● TASK DIRECTIONS
Set the listing down unchanged, minus every embedded image.

┏━━

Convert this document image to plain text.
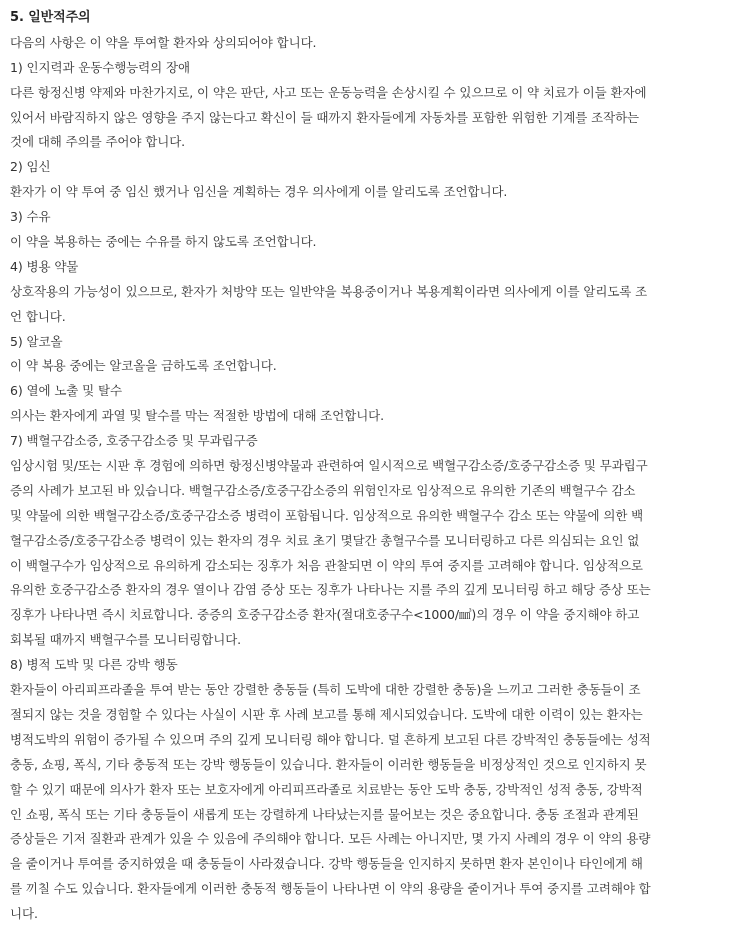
5. 일반적주의
다음의 사항은 이 약을 투여할 환자와 상의되어야 합니다.
1) 인지력과 운동수행능력의 장애
다른 항정신병 약제와 마찬가지로, 이 약은 판단, 사고 또는 운동능력을 손상시킬 수 있으므로 이 약 치료가 이들 환자에
있어서 바람직하지 않은 영향을 주지 않는다고 확신이 들 때까지 환자들에게 자동차를 포함한 위험한 기계를 조작하는
것에 대해 주의를 주어야 합니다.
2) 임신
환자가 이 약 투여 중 임신 했거나 임신을 계획하는 경우 의사에게 이를 알리도록 조언합니다.
3) 수유
이 약을 복용하는 중에는 수유를 하지 않도록 조언합니다.
4) 병용 약물
상호작용의 가능성이 있으므로, 환자가 처방약 또는 일반약을 복용중이거나 복용계획이라면 의사에게 이를 알리도록 조
언 합니다.
5) 알코올
이 약 복용 중에는 알코올을 금하도록 조언합니다.
6) 열에 노출 및 탈수
의사는 환자에게 과열 및 탈수를 막는 적절한 방법에 대해 조언합니다.
7) 백혈구감소증, 호중구감소증 및 무과립구증
임상시험 및/또는 시판 후 경험에 의하면 항정신병약물과 관련하여 일시적으로 백혈구감소증/호중구감소증 및 무과립구
증의 사례가 보고된 바 있습니다. 백혈구감소증/호중구감소증의 위험인자로 임상적으로 유의한 기존의 백혈구수 감소
및 약물에 의한 백혈구감소증/호중구감소증 병력이 포함됩니다. 임상적으로 유의한 백혈구수 감소 또는 약물에 의한 백
혈구감소증/호중구감소증 병력이 있는 환자의 경우 치료 초기 몇달간 총혈구수를 모니터링하고 다른 의심되는 요인 없
이 백혈구수가 임상적으로 유의하게 감소되는 징후가 처음 관찰되면 이 약의 투여 중지를 고려해야 합니다. 임상적으로
유의한 호중구감소증 환자의 경우 열이나 감염 증상 또는 징후가 나타나는 지를 주의 깊게 모니터링 하고 해당 증상 또는
징후가 나타나면 즉시 치료합니다. 중증의 호중구감소증 환자(절대호중구수<1000/㎣)의 경우 이 약을 중지해야 하고
회복될 때까지 백혈구수를 모니터링합니다.
8) 병적 도박 및 다른 강박 행동
환자들이 아리피프라졸을 투여 받는 동안 강렬한 충동들 (특히 도박에 대한 강렬한 충동)을 느끼고 그러한 충동들이 조
절되지 않는 것을 경험할 수 있다는 사실이 시판 후 사례 보고를 통해 제시되었습니다. 도박에 대한 이력이 있는 환자는
병적도박의 위험이 증가될 수 있으며 주의 깊게 모니터링 해야 합니다. 덜 흔하게 보고된 다른 강박적인 충동들에는 성적
충동, 쇼핑, 폭식, 기타 충동적 또는 강박 행동들이 있습니다. 환자들이 이러한 행동들을 비정상적인 것으로 인지하지 못
할 수 있기 때문에 의사가 환자 또는 보호자에게 아리피프라졸로 치료받는 동안 도박 충동, 강박적인 성적 충동, 강박적
인 쇼핑, 폭식 또는 기타 충동들이 새롭게 또는 강렬하게 나타났는지를 물어보는 것은 중요합니다. 충동 조절과 관계된
증상들은 기저 질환과 관계가 있을 수 있음에 주의해야 합니다. 모든 사례는 아니지만, 몇 가지 사례의 경우 이 약의 용량
을 줄이거나 투여를 중지하였을 때 충동들이 사라졌습니다. 강박 행동들을 인지하지 못하면 환자 본인이나 타인에게 해
를 끼칠 수도 있습니다. 환자들에게 이러한 충동적 행동들이 나타나면 이 약의 용량을 줄이거나 투여 중지를 고려해야 합
니다.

┗━━

● ANSWER BELOW
Convert this document image to plain text.
5. 일반적주의
다음의 사항은 이 약을 투여할 환자와 상의되어야 합니다.
1) 인지력과 운동수행능력의 장애
다른 항정신병 약제와 마찬가지로, 이 약은 판단, 사고 또는 운동능력을 손상시킬 수 있으므로 이 약 치료가 이들 환자에
있어서 바람직하지 않은 영향을 주지 않는다고 확신이 들 때까지 환자들에게 자동차를 포함한 위험한 기계를 조작하는
것에 대해 주의를 주어야 합니다.
2) 임신
환자가 이 약 투여 중 임신 했거나 임신을 계획하는 경우 의사에게 이를 알리도록 조언합니다.
3) 수유
이 약을 복용하는 중에는 수유를 하지 않도록 조언합니다.
4) 병용 약물
상호작용의 가능성이 있으므로, 환자가 처방약 또는 일반약을 복용중이거나 복용계획이라면 의사에게 이를 알리도록 조
언 합니다.
5) 알코올
이 약 복용 중에는 알코올을 금하도록 조언합니다.
6) 열에 노출 및 탈수
의사는 환자에게 과열 및 탈수를 막는 적절한 방법에 대해 조언합니다.
7) 백혈구감소증, 호중구감소증 및 무과립구증
임상시험 및/또는 시판 후 경험에 의하면 항정신병약물과 관련하여 일시적으로 백혈구감소증/호중구감소증 및 무과립구
증의 사례가 보고된 바 있습니다. 백혈구감소증/호중구감소증의 위험인자로 임상적으로 유의한 기존의 백혈구수 감소
및 약물에 의한 백혈구감소증/호중구감소증 병력이 포함됩니다. 임상적으로 유의한 백혈구수 감소 또는 약물에 의한 백
혈구감소증/호중구감소증 병력이 있는 환자의 경우 치료 초기 몇달간 총혈구수를 모니터링하고 다른 의심되는 요인 없
이 백혈구수가 임상적으로 유의하게 감소되는 징후가 처음 관찰되면 이 약의 투여 중지를 고려해야 합니다. 임상적으로
유의한 호중구감소증 환자의 경우 열이나 감염 증상 또는 징후가 나타나는 지를 주의 깊게 모니터링 하고 해당 증상 또는
징후가 나타나면 즉시 치료합니다. 중증의 호중구감소증 환자(절대호중구수<1000/㎣)의 경우 이 약을 중지해야 하고
회복될 때까지 백혈구수를 모니터링합니다.
8) 병적 도박 및 다른 강박 행동
환자들이 아리피프라졸을 투여 받는 동안 강렬한 충동들 (특히 도박에 대한 강렬한 충동)을 느끼고 그러한 충동들이 조
절되지 않는 것을 경험할 수 있다는 사실이 시판 후 사례 보고를 통해 제시되었습니다. 도박에 대한 이력이 있는 환자는
병적도박의 위험이 증가될 수 있으며 주의 깊게 모니터링 해야 합니다. 덜 흔하게 보고된 다른 강박적인 충동들에는 성적
충동, 쇼핑, 폭식, 기타 충동적 또는 강박 행동들이 있습니다. 환자들이 이러한 행동들을 비정상적인 것으로 인지하지 못
할 수 있기 때문에 의사가 환자 또는 보호자에게 아리피프라졸로 치료받는 동안 도박 충동, 강박적인 성적 충동, 강박적
인 쇼핑, 폭식 또는 기타 충동들이 새롭게 또는 강렬하게 나타났는지를 물어보는 것은 중요합니다. 충동 조절과 관계된
증상들은 기저 질환과 관계가 있을 수 있음에 주의해야 합니다. 모든 사례는 아니지만, 몇 가지 사례의 경우 이 약의 용량
을 줄이거나 투여를 중지하였을 때 충동들이 사라졌습니다. 강박 행동들을 인지하지 못하면 환자 본인이나 타인에게 해
를 끼칠 수도 있습니다. 환자들에게 이러한 충동적 행동들이 나타나면 이 약의 용량을 줄이거나 투여 중지를 고려해야 합
니다.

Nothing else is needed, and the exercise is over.